◆ GOAL OF THE EXERCISE ◆
Count every line that has "type" in it and give the total, nothing more.

◆ Items from a data source ◆

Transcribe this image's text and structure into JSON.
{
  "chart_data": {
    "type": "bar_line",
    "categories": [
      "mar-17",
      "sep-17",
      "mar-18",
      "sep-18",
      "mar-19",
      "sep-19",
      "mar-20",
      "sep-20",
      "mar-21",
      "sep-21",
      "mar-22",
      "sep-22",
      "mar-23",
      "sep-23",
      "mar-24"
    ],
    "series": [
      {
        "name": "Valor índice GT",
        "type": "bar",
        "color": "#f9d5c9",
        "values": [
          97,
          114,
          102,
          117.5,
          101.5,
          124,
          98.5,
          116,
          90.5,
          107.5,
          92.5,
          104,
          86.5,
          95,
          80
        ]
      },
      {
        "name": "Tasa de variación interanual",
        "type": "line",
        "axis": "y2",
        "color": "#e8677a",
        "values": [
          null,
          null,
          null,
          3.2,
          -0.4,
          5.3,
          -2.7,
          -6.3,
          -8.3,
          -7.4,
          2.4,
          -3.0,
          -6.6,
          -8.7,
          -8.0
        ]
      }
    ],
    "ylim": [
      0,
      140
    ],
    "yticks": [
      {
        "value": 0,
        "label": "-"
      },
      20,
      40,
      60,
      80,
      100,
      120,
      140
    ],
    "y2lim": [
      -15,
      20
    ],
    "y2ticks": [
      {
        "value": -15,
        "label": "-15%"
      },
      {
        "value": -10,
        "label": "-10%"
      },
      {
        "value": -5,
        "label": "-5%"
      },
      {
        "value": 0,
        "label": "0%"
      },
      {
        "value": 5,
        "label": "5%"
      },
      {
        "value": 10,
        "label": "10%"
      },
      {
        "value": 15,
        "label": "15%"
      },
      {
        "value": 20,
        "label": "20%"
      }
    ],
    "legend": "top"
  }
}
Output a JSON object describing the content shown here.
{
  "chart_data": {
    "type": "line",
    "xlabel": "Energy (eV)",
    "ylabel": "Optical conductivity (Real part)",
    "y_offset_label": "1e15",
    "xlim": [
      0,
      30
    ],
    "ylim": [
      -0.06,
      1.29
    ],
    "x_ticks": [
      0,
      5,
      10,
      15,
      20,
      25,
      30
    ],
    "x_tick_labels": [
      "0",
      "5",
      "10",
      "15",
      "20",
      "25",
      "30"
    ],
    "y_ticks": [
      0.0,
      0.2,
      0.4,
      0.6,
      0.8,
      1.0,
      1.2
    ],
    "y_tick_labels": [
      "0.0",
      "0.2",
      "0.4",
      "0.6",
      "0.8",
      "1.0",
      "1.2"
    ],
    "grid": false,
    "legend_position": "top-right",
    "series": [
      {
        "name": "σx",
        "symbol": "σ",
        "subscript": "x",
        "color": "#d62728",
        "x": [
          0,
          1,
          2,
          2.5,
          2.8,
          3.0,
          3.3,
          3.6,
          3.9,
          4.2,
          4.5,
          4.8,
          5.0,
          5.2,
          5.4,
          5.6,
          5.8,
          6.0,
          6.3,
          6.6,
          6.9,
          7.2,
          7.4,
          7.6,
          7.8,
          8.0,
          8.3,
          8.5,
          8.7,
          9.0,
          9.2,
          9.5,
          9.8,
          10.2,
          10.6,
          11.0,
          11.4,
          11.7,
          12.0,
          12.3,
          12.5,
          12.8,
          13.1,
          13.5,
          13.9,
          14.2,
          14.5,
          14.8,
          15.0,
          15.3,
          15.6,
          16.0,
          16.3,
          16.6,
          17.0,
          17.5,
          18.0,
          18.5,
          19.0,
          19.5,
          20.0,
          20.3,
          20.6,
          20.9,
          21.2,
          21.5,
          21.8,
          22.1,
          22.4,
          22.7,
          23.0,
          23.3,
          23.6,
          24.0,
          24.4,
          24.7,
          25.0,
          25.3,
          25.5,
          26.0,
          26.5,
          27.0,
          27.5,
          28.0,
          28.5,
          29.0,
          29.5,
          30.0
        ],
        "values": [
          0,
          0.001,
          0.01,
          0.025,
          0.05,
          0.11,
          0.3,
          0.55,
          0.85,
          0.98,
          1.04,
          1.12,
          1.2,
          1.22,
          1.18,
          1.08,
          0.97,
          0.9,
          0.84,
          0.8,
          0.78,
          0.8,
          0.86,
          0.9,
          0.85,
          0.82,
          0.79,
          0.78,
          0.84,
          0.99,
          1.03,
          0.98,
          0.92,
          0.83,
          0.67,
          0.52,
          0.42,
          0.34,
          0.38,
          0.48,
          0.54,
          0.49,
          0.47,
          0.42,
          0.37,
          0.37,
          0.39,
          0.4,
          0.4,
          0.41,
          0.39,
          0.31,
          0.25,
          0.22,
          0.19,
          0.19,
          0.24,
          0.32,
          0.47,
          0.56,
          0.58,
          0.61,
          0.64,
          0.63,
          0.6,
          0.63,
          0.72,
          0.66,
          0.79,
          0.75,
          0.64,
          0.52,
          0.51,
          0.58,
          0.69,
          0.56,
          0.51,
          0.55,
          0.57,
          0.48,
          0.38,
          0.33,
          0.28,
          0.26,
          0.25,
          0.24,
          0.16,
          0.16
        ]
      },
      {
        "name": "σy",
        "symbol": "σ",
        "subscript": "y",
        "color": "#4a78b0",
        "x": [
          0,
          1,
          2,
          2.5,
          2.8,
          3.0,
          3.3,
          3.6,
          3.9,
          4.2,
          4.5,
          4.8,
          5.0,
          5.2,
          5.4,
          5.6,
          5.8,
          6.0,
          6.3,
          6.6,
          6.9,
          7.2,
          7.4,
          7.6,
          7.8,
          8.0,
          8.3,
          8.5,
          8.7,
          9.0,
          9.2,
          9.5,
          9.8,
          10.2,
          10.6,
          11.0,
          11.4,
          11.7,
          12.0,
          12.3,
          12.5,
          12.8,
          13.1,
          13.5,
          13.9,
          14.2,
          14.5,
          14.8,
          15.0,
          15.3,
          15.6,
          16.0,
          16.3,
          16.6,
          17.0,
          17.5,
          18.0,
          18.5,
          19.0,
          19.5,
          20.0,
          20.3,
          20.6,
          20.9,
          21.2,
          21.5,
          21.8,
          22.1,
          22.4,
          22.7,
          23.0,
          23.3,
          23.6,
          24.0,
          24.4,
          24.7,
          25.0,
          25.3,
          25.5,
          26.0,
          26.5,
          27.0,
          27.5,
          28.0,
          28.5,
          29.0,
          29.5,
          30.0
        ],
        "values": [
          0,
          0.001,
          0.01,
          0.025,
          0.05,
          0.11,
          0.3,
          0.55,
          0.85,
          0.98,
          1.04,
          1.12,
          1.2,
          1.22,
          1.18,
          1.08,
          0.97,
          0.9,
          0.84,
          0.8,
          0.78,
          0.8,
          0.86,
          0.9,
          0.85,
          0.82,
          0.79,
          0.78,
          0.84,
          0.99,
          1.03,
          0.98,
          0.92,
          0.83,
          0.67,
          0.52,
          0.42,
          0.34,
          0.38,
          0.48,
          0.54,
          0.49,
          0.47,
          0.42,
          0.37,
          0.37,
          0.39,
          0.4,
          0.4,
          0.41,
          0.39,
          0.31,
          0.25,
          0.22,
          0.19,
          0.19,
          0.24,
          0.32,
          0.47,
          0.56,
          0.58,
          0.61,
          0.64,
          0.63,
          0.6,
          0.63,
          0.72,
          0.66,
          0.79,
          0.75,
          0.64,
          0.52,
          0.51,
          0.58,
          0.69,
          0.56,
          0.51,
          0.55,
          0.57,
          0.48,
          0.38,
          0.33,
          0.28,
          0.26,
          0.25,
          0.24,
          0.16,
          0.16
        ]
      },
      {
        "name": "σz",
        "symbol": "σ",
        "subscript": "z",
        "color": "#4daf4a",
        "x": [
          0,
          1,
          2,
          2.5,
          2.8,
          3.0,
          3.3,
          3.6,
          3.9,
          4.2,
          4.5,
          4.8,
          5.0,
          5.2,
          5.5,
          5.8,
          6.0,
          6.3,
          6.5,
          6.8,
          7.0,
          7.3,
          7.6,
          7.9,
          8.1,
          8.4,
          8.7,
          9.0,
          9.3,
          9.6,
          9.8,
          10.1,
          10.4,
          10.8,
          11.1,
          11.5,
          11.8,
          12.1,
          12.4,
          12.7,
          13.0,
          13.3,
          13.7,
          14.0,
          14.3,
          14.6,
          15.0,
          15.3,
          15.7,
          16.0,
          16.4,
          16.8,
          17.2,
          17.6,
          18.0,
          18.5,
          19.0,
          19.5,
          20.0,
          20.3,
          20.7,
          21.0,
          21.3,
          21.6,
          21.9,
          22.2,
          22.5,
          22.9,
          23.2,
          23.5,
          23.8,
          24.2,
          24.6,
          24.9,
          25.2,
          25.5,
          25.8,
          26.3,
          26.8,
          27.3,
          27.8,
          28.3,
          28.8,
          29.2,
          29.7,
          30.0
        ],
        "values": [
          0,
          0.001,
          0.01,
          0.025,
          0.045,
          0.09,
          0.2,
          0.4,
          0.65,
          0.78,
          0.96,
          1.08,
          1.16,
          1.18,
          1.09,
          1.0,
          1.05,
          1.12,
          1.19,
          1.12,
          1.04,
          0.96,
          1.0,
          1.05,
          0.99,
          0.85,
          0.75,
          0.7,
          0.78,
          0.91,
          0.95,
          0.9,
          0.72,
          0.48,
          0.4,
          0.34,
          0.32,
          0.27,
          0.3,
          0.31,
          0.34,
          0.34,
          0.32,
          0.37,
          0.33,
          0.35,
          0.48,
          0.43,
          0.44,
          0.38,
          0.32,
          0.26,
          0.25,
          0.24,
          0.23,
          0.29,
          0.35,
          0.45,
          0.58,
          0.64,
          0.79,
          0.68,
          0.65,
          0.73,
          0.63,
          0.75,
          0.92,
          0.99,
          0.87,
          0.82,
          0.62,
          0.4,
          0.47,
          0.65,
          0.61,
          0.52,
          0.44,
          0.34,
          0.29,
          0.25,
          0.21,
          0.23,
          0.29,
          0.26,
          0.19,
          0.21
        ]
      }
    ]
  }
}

◆ PROBLEM SOLUTION ◆
4